Challenge: Print all the entries verbatim.

Entries shown:

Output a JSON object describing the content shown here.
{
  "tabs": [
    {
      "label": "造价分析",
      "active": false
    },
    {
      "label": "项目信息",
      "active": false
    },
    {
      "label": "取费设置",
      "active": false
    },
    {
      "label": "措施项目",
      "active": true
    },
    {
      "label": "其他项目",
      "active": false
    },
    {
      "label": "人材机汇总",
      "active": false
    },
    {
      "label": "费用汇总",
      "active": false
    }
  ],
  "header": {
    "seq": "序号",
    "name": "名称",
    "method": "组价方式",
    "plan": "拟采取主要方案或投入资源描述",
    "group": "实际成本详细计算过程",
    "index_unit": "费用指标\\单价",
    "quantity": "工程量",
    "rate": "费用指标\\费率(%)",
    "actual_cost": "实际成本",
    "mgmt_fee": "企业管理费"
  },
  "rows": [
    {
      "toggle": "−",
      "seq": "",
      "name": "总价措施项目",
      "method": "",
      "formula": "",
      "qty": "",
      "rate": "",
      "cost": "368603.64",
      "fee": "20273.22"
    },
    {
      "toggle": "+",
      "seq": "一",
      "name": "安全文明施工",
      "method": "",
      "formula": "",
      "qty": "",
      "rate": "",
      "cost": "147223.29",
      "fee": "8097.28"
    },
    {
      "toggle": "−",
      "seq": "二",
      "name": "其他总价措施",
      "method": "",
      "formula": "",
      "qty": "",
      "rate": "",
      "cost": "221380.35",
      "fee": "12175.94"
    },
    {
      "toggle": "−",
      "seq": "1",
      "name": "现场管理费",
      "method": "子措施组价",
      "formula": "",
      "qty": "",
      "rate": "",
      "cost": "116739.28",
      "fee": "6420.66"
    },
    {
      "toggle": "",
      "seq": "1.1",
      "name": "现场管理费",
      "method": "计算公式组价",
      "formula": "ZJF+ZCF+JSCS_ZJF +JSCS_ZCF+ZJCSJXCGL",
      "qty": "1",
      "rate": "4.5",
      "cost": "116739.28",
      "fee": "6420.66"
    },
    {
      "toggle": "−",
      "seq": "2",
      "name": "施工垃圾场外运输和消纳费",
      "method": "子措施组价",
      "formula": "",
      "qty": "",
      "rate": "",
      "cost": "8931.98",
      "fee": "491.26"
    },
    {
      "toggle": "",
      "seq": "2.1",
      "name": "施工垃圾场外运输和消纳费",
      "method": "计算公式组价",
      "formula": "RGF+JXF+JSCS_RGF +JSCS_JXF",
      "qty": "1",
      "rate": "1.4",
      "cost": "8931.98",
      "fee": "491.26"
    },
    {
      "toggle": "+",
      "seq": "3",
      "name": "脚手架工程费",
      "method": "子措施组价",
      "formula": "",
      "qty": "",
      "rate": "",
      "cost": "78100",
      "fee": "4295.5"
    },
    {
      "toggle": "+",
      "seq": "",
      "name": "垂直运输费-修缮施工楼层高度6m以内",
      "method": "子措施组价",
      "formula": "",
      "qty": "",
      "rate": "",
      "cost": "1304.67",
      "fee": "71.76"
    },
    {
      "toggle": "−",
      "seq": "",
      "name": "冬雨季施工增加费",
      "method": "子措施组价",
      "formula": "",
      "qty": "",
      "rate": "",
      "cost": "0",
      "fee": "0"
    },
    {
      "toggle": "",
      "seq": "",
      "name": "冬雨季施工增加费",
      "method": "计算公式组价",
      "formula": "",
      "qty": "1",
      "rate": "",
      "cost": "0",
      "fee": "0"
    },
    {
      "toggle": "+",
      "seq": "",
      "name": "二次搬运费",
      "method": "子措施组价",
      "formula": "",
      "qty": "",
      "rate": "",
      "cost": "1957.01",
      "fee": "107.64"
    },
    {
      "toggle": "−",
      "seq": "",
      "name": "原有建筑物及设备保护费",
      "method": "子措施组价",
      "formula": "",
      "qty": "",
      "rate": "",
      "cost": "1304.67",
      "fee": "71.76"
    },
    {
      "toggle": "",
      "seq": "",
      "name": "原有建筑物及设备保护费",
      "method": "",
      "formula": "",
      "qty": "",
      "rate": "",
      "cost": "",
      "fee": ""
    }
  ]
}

Response for this exercise:
Output a JSON object describing the content shown here.
{
  "tabs": [
    {
      "label": "造价分析",
      "active": false
    },
    {
      "label": "项目信息",
      "active": false
    },
    {
      "label": "取费设置",
      "active": false
    },
    {
      "label": "措施项目",
      "active": true
    },
    {
      "label": "其他项目",
      "active": false
    },
    {
      "label": "人材机汇总",
      "active": false
    },
    {
      "label": "费用汇总",
      "active": false
    }
  ],
  "header": {
    "seq": "序号",
    "name": "名称",
    "method": "组价方式",
    "plan": "拟采取主要方案或投入资源描述",
    "group": "实际成本详细计算过程",
    "index_unit": "费用指标\\单价",
    "quantity": "工程量",
    "rate": "费用指标\\费率(%)",
    "actual_cost": "实际成本",
    "mgmt_fee": "企业管理费"
  },
  "rows": [
    {
      "toggle": "−",
      "seq": "",
      "name": "总价措施项目",
      "method": "",
      "formula": "",
      "qty": "",
      "rate": "",
      "cost": "368603.64",
      "fee": "20273.22"
    },
    {
      "toggle": "+",
      "seq": "一",
      "name": "安全文明施工",
      "method": "",
      "formula": "",
      "qty": "",
      "rate": "",
      "cost": "147223.29",
      "fee": "8097.28"
    },
    {
      "toggle": "−",
      "seq": "二",
      "name": "其他总价措施",
      "method": "",
      "formula": "",
      "qty": "",
      "rate": "",
      "cost": "221380.35",
      "fee": "12175.94"
    },
    {
      "toggle": "−",
      "seq": "1",
      "name": "现场管理费",
      "method": "子措施组价",
      "formula": "",
      "qty": "",
      "rate": "",
      "cost": "116739.28",
      "fee": "6420.66"
    },
    {
      "toggle": "",
      "seq": "1.1",
      "name": "现场管理费",
      "method": "计算公式组价",
      "formula": "ZJF+ZCF+JSCS_ZJF +JSCS_ZCF+ZJCSJXCGL",
      "qty": "1",
      "rate": "4.5",
      "cost": "116739.28",
      "fee": "6420.66"
    },
    {
      "toggle": "−",
      "seq": "2",
      "name": "施工垃圾场外运输和消纳费",
      "method": "子措施组价",
      "formula": "",
      "qty": "",
      "rate": "",
      "cost": "8931.98",
      "fee": "491.26"
    },
    {
      "toggle": "",
      "seq": "2.1",
      "name": "施工垃圾场外运输和消纳费",
      "method": "计算公式组价",
      "formula": "RGF+JXF+JSCS_RGF +JSCS_JXF",
      "qty": "1",
      "rate": "1.4",
      "cost": "8931.98",
      "fee": "491.26"
    },
    {
      "toggle": "+",
      "seq": "3",
      "name": "脚手架工程费",
      "method": "子措施组价",
      "formula": "",
      "qty": "",
      "rate": "",
      "cost": "78100",
      "fee": "4295.5"
    },
    {
      "toggle": "+",
      "seq": "",
      "name": "垂直运输费-修缮施工楼层高度6m以内",
      "method": "子措施组价",
      "formula": "",
      "qty": "",
      "rate": "",
      "cost": "1304.67",
      "fee": "71.76"
    },
    {
      "toggle": "−",
      "seq": "",
      "name": "冬雨季施工增加费",
      "method": "子措施组价",
      "formula": "",
      "qty": "",
      "rate": "",
      "cost": "0",
      "fee": "0"
    },
    {
      "toggle": "",
      "seq": "",
      "name": "冬雨季施工增加费",
      "method": "计算公式组价",
      "formula": "",
      "qty": "1",
      "rate": "",
      "cost": "0",
      "fee": "0"
    },
    {
      "toggle": "+",
      "seq": "",
      "name": "二次搬运费",
      "method": "子措施组价",
      "formula": "",
      "qty": "",
      "rate": "",
      "cost": "1957.01",
      "fee": "107.64"
    },
    {
      "toggle": "−",
      "seq": "",
      "name": "原有建筑物及设备保护费",
      "method": "子措施组价",
      "formula": "",
      "qty": "",
      "rate": "",
      "cost": "1304.67",
      "fee": "71.76"
    },
    {
      "toggle": "",
      "seq": "",
      "name": "原有建筑物及设备保护费",
      "method": "",
      "formula": "",
      "qty": "",
      "rate": "",
      "cost": "",
      "fee": ""
    }
  ]
}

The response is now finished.